Write out the whole listing, matching it exactly.

# RECORDS TO PROCESS start

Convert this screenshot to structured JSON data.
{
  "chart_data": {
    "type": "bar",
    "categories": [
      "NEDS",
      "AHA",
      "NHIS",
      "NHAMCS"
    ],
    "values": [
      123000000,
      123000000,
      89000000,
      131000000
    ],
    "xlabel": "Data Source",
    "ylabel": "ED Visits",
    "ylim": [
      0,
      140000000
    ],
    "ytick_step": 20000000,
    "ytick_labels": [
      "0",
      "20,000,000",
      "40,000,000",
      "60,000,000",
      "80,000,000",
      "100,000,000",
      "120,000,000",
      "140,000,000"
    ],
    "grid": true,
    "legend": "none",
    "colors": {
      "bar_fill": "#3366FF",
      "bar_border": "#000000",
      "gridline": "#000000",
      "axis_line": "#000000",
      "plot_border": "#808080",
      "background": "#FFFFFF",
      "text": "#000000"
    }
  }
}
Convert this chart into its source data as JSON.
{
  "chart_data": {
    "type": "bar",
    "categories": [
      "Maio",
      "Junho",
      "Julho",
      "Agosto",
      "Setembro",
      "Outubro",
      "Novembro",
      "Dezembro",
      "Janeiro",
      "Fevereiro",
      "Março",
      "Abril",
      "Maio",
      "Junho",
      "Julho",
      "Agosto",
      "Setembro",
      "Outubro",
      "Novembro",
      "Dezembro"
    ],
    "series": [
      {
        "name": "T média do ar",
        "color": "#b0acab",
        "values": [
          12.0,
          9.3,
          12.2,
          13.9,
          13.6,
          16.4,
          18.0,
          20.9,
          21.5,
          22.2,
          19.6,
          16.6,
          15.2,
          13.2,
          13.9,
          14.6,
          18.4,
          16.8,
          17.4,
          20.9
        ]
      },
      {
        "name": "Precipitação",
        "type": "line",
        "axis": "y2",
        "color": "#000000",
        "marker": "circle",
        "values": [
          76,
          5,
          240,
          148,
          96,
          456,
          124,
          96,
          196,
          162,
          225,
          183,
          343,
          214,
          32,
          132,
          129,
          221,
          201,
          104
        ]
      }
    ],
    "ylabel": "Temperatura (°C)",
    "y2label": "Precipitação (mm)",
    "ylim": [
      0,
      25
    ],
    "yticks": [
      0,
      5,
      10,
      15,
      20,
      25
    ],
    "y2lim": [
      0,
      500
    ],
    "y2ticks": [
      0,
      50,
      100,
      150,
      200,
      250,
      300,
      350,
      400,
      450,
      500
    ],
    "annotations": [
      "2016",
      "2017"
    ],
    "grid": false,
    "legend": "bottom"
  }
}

# RECORDS TO PROCESS end

RESULT OF THE TASK:
Convert this screenshot to structured JSON data.
{
  "chart_data": {
    "type": "bar",
    "categories": [
      "NEDS",
      "AHA",
      "NHIS",
      "NHAMCS"
    ],
    "values": [
      123000000,
      123000000,
      89000000,
      131000000
    ],
    "xlabel": "Data Source",
    "ylabel": "ED Visits",
    "ylim": [
      0,
      140000000
    ],
    "ytick_step": 20000000,
    "ytick_labels": [
      "0",
      "20,000,000",
      "40,000,000",
      "60,000,000",
      "80,000,000",
      "100,000,000",
      "120,000,000",
      "140,000,000"
    ],
    "grid": true,
    "legend": "none",
    "colors": {
      "bar_fill": "#3366FF",
      "bar_border": "#000000",
      "gridline": "#000000",
      "axis_line": "#000000",
      "plot_border": "#808080",
      "background": "#FFFFFF",
      "text": "#000000"
    }
  }
}
Convert this chart into its source data as JSON.
{
  "chart_data": {
    "type": "bar",
    "categories": [
      "Maio",
      "Junho",
      "Julho",
      "Agosto",
      "Setembro",
      "Outubro",
      "Novembro",
      "Dezembro",
      "Janeiro",
      "Fevereiro",
      "Março",
      "Abril",
      "Maio",
      "Junho",
      "Julho",
      "Agosto",
      "Setembro",
      "Outubro",
      "Novembro",
      "Dezembro"
    ],
    "series": [
      {
        "name": "T média do ar",
        "color": "#b0acab",
        "values": [
          12.0,
          9.3,
          12.2,
          13.9,
          13.6,
          16.4,
          18.0,
          20.9,
          21.5,
          22.2,
          19.6,
          16.6,
          15.2,
          13.2,
          13.9,
          14.6,
          18.4,
          16.8,
          17.4,
          20.9
        ]
      },
      {
        "name": "Precipitação",
        "type": "line",
        "axis": "y2",
        "color": "#000000",
        "marker": "circle",
        "values": [
          76,
          5,
          240,
          148,
          96,
          456,
          124,
          96,
          196,
          162,
          225,
          183,
          343,
          214,
          32,
          132,
          129,
          221,
          201,
          104
        ]
      }
    ],
    "ylabel": "Temperatura (°C)",
    "y2label": "Precipitação (mm)",
    "ylim": [
      0,
      25
    ],
    "yticks": [
      0,
      5,
      10,
      15,
      20,
      25
    ],
    "y2lim": [
      0,
      500
    ],
    "y2ticks": [
      0,
      50,
      100,
      150,
      200,
      250,
      300,
      350,
      400,
      450,
      500
    ],
    "annotations": [
      "2016",
      "2017"
    ],
    "grid": false,
    "legend": "bottom"
  }
}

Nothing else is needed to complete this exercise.